**Text shown:**

2.3.4 Make a robots.txt file

Sorry, you are not logged in. Please login to get full access to this page or register if you're not registered yet.

Like a traveler coming to a country, the Robot needs a guide — which is, the robot.txt file. It's a specific guide, though, as it'll only tell the Robot which cities he shouldn't see.

Like, if you're at the crossroads and one of the roads leads to a private place you shouldn't visit, there will be a NO TRESPASSING sign on the way.

No Trespassing Sign
No Tresspassing Sign

A robots.txt file will prevent the Robot from going to some pages with sensitive material, web pages that you don't want to be found through Google search (for instance, the "shopping cart"), pages that are not important or can be negative for your rankings. And, you can direct the Robot to other, keyword-rich pages, instead.

So, if there's something to hide, a robots.txt file is a must for your website. It helps you keep the Robot away from anything that's not good for your Search Engine rankings. Yep, just tell him not to go here or there — and he'll believe you.

You can make a robots.txt file yourself, though it's rather your webmaster's business. So ask your webmaster to write a robots.txt file for your site, or do it yourself.

Remember, if you rewrote the dynamic URLs we talked above, use robots.txt to forbid the old URLs like this:
http://www.myshop.com/showgood.php?category=56&good=54146

After you have the robots.txt file, run it through a validator to ensure it's written correctly.
Hundreds of robots.txt validators can be found on the web. You can apply Google's tool, or this one, for instance:
http://www.invision-graphics.com/robotstxt_validator.html

As soon as the robots.txt file's correct, you needn't worry, as it will only do you a lot of good, and no harm.

DO IT NOW! Make a robots.txt file and validate it. Add it to the root directory of your website.

2.3.5 Make different paths to reach a page

Think of our map and the Robot driver, again. If you can get to a city from two other places, chances are good that the Robot will get there. But if there are 6 roads from 6 different places, leading to one city, chances are much bigger.

Road Map
Different Roads Leading to the Same Place

So let's make as many paths as possible.

**Stored data entries:**
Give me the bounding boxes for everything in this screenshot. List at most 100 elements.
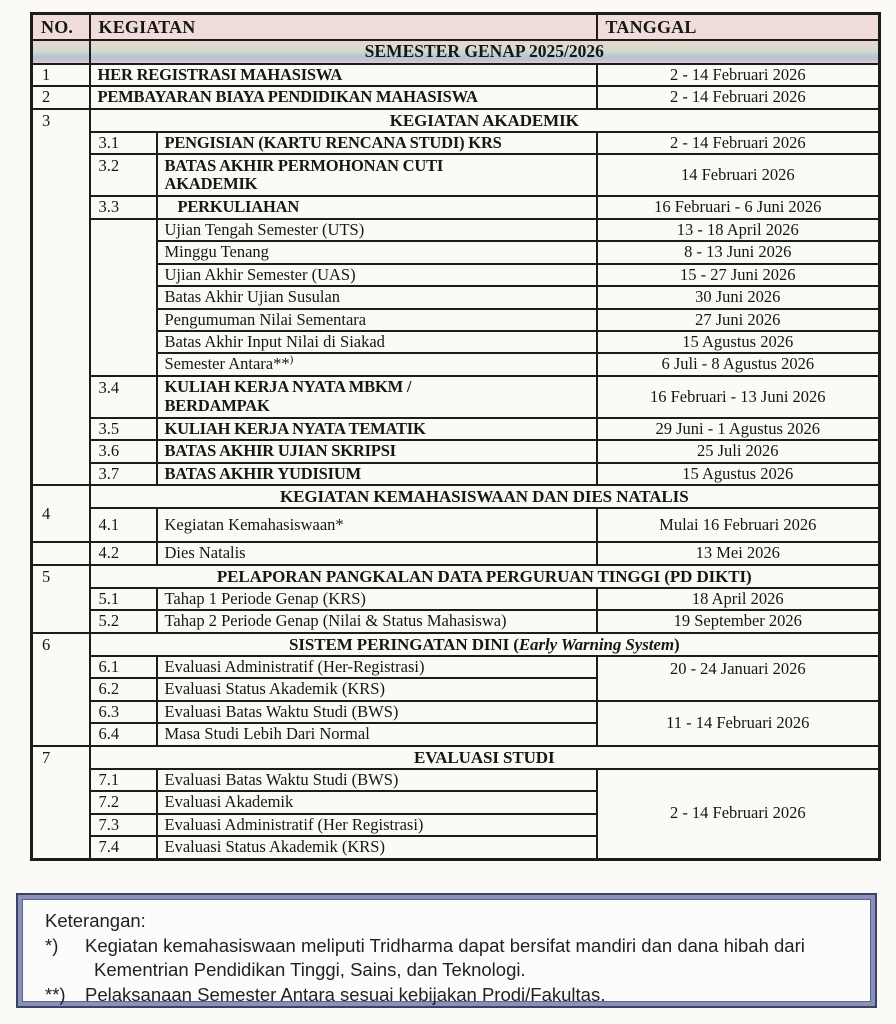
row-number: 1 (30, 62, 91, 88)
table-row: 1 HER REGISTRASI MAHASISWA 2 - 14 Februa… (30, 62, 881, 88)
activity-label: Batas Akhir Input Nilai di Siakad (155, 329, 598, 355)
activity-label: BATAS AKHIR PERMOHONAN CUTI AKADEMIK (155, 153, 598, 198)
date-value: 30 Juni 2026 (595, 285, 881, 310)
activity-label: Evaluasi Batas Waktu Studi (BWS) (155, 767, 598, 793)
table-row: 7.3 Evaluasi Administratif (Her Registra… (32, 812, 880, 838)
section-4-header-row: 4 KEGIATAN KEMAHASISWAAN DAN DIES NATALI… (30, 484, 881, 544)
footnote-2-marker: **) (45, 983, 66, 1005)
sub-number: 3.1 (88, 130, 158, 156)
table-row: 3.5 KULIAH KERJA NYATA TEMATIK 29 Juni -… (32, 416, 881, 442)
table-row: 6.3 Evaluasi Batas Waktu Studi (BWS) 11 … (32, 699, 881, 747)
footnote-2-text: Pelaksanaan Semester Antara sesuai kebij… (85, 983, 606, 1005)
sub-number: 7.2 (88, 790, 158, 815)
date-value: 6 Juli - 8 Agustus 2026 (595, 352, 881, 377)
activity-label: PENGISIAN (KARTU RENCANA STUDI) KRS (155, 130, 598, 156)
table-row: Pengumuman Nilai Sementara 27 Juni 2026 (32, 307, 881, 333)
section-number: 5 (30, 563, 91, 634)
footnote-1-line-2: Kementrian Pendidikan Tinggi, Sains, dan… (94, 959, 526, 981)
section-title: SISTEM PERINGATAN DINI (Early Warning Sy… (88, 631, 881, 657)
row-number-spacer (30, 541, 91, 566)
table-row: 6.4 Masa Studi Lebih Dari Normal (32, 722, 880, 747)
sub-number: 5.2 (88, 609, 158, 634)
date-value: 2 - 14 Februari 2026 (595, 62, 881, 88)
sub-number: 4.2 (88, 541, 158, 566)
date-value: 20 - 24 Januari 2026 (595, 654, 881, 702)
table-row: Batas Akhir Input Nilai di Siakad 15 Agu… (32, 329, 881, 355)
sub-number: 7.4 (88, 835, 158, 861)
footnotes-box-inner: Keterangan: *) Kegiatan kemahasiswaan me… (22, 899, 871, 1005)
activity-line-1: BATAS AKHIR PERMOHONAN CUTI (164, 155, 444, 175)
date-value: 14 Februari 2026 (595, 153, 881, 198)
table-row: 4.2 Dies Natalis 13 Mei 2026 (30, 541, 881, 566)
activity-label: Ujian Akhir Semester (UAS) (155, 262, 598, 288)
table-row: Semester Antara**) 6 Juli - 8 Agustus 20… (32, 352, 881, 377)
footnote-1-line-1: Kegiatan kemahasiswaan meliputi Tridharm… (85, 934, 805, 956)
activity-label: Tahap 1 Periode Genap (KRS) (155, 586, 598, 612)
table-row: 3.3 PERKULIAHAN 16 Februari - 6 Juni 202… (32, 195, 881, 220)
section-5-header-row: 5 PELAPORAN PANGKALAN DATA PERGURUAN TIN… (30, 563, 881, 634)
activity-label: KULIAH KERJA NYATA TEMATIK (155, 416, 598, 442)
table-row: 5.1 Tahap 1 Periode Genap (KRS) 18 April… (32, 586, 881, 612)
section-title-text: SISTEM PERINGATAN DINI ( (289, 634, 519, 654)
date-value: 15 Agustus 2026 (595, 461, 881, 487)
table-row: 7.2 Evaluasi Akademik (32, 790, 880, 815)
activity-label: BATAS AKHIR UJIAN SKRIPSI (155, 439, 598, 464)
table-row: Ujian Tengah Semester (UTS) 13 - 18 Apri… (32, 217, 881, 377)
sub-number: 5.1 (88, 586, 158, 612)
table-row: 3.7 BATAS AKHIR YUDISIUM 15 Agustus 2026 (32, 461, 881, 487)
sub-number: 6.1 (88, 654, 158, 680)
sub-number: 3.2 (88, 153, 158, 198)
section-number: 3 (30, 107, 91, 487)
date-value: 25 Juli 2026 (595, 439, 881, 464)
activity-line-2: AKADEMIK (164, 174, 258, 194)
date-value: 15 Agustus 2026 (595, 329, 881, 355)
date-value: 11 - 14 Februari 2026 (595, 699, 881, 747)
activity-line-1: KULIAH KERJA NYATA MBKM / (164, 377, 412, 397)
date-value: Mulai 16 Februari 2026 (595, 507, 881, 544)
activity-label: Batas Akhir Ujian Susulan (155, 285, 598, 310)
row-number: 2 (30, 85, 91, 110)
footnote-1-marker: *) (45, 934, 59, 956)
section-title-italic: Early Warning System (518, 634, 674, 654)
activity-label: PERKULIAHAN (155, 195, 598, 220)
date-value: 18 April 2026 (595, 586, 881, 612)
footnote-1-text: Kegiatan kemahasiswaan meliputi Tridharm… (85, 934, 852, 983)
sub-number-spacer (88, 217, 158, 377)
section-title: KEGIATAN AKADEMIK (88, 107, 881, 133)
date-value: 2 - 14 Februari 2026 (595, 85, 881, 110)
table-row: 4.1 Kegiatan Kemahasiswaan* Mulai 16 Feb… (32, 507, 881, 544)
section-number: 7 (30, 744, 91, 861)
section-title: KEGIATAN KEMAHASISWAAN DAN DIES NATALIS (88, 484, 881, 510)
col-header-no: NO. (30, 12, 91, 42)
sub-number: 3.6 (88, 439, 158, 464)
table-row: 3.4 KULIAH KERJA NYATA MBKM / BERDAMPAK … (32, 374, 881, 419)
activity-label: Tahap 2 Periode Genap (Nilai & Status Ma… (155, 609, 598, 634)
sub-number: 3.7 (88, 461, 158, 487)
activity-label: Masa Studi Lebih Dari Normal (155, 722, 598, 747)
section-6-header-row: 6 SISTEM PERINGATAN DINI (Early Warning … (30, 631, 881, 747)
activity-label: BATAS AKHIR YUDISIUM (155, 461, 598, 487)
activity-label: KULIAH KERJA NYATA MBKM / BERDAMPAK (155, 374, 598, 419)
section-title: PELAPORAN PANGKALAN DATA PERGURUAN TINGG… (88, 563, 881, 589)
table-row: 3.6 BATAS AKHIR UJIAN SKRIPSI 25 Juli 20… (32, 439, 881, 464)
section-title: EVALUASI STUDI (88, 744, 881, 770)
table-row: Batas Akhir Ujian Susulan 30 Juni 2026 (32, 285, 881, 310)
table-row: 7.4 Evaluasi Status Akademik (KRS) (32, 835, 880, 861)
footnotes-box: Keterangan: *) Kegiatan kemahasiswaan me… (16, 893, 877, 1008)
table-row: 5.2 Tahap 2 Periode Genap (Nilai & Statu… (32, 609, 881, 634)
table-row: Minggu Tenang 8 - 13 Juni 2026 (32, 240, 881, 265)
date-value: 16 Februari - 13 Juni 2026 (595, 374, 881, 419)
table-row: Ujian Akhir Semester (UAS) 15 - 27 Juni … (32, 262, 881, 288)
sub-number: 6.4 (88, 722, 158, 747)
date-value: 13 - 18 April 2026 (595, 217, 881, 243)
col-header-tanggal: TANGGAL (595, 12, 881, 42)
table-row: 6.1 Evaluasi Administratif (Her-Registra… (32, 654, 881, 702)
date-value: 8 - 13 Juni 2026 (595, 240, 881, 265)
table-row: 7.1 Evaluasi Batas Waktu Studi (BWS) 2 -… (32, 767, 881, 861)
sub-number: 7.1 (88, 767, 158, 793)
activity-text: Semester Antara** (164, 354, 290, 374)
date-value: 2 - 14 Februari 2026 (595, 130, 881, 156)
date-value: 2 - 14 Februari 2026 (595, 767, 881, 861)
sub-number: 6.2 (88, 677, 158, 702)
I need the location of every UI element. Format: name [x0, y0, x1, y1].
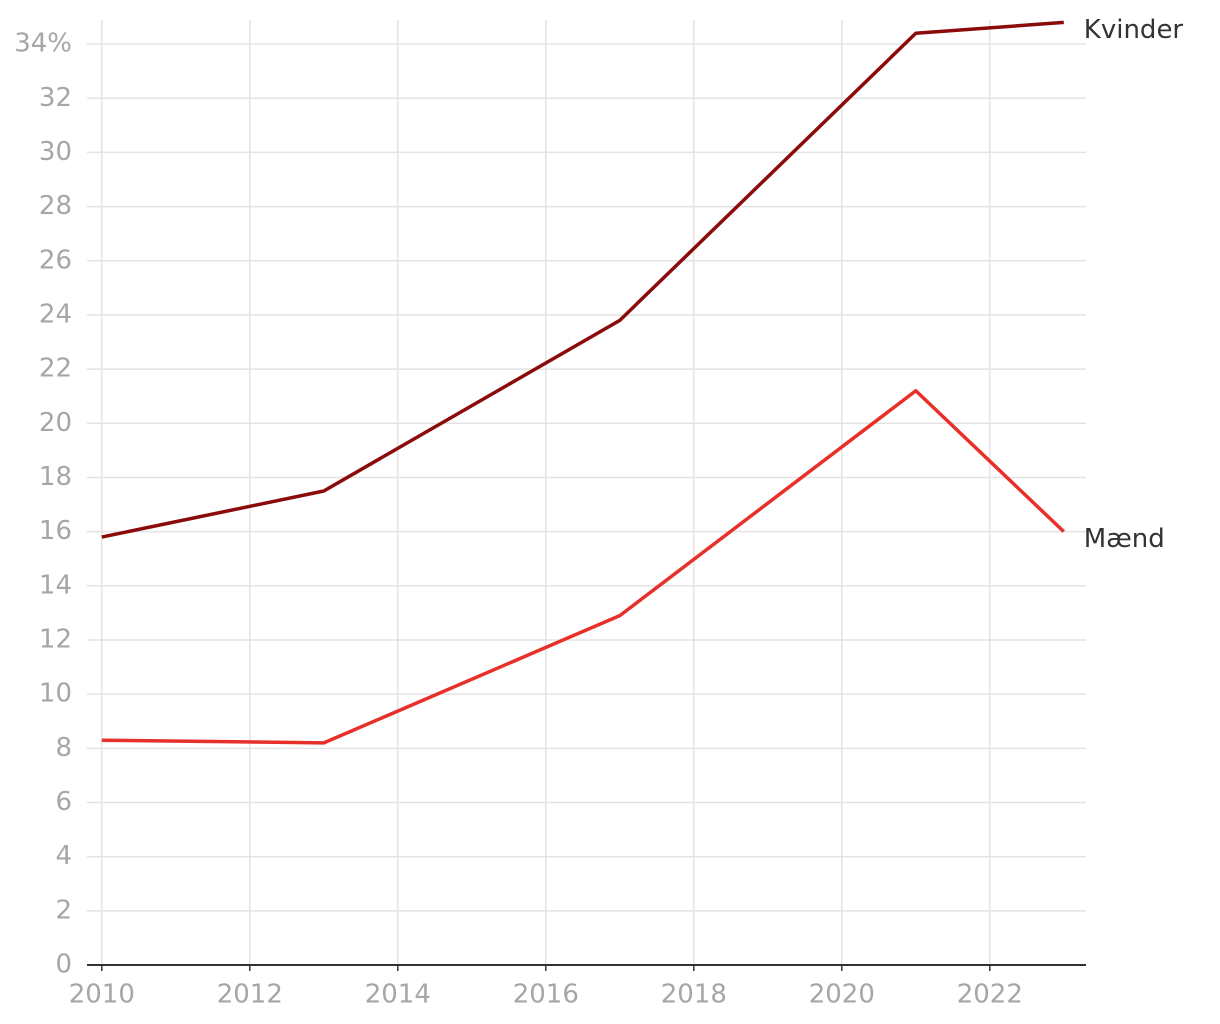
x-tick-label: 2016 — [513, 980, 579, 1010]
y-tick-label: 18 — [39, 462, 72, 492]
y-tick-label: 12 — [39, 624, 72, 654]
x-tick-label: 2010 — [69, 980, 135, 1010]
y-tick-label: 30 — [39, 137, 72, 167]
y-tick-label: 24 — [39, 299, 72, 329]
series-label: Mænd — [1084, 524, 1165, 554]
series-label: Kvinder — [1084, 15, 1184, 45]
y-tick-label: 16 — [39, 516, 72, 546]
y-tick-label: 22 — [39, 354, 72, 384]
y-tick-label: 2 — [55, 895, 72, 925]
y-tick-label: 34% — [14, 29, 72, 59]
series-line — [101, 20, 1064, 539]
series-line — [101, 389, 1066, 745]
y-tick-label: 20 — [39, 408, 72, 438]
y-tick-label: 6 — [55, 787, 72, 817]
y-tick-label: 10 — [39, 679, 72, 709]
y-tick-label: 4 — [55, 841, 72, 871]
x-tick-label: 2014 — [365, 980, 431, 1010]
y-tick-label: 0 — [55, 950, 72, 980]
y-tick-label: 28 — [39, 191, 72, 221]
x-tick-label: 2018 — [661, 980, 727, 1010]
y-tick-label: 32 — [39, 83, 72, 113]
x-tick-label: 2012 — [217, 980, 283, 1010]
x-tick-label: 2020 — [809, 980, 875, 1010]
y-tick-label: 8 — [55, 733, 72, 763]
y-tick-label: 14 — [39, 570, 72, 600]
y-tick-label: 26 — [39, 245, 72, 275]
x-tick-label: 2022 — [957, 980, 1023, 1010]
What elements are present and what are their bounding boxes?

**To do:**
1: Select every line of the records that contains the string "footnotes", and copy each one; case counts.
2: Pick up the text on robots.txt files and paths to a page after its last sentence and continue it.

**Responses to the tasks:**
1:
footnotes-box-inner: Keterangan: *) Kegiatan kemahasiswaan me… (22, 899, 871, 1005)
footnotes-box: Keterangan: *) Kegiatan kemahasiswaan me… (16, 893, 877, 1008)

2:
When you create a page, try to make links to other pages from it, where possible.

DO IT NOW! Make different pages on your website link to each other.

2.3.6 Fix broken links

You know what's a broken link and how bad it can be? Well, I'll tell you.

About a month ago, I was driving to Walker River, NV. Just wanted to see the place, as my granddad came from there. I only had a 20-year-old map of the place, and it surely turned out to be too old: On the way I chose, the bridge was broken quite long ago. Well, I was a bit disappointed and had to take another road.

But what if it weren't me on the broken bridge? The Robot would try to find another way to go. But he's not that determined to visit all your pages. In the case of a broken link, the Robot may simply leave the page not crawled.

And what is actually a broken link?

A broken link is the one having some elements incorrect or missing from the link's HTML code, or a link that leads to a non-existing web page.

Now what you have to do is check your pages for broken links — and fix them.

DO IT NOW! Find and fix broken links on your web pages. Upload the changed pages to your web server.

Here's a free online tool to help you:
http://validator.w3.org/checklink

Like any other tool you might find on the web, this one has instructions and tells you where those links are and what you have to do to fix them.

50 comments

Add comment Hide commentsShow comments

Please log in or register to leave a comment.

2008-08-07 17:28:23: Wade Weston

On the robots.txt file is is better to do that or use nofollow links? Or does it matter? Thanks

Answer
2008-08-08 09:19:28: Dan Richmond

Hi Wade,

there's a big difference here: robots.txt prevents your page from being crawled and indexed by search engine, and with robots.txt there's totally no way how your page can appear in Google's index.

As for nofollow, it only tells search engines not to follow this very exact link. They make come to this page through another link you never even suspect about - and index it.

Therefore, it's definitely better to make robotx.txt.

Answer
2008-10-03 11:16:23: Sascha Hillmann

I just did a mod_rewrite. Isn't it better to redirect 301 the old url's ? Why do you prefer using a robots.txt in this case?

Thanks!

Answer
2008-10-06 11:45:07: Dan Richmond

Hi Sascha,

seems like there's some misunderstanding here...

Mod_rewrite and robots.txt are totally different. In fact mod_rewrite is just one of the ways to make 301 redirect, and that's made not with robots.txt, but with .htaccess.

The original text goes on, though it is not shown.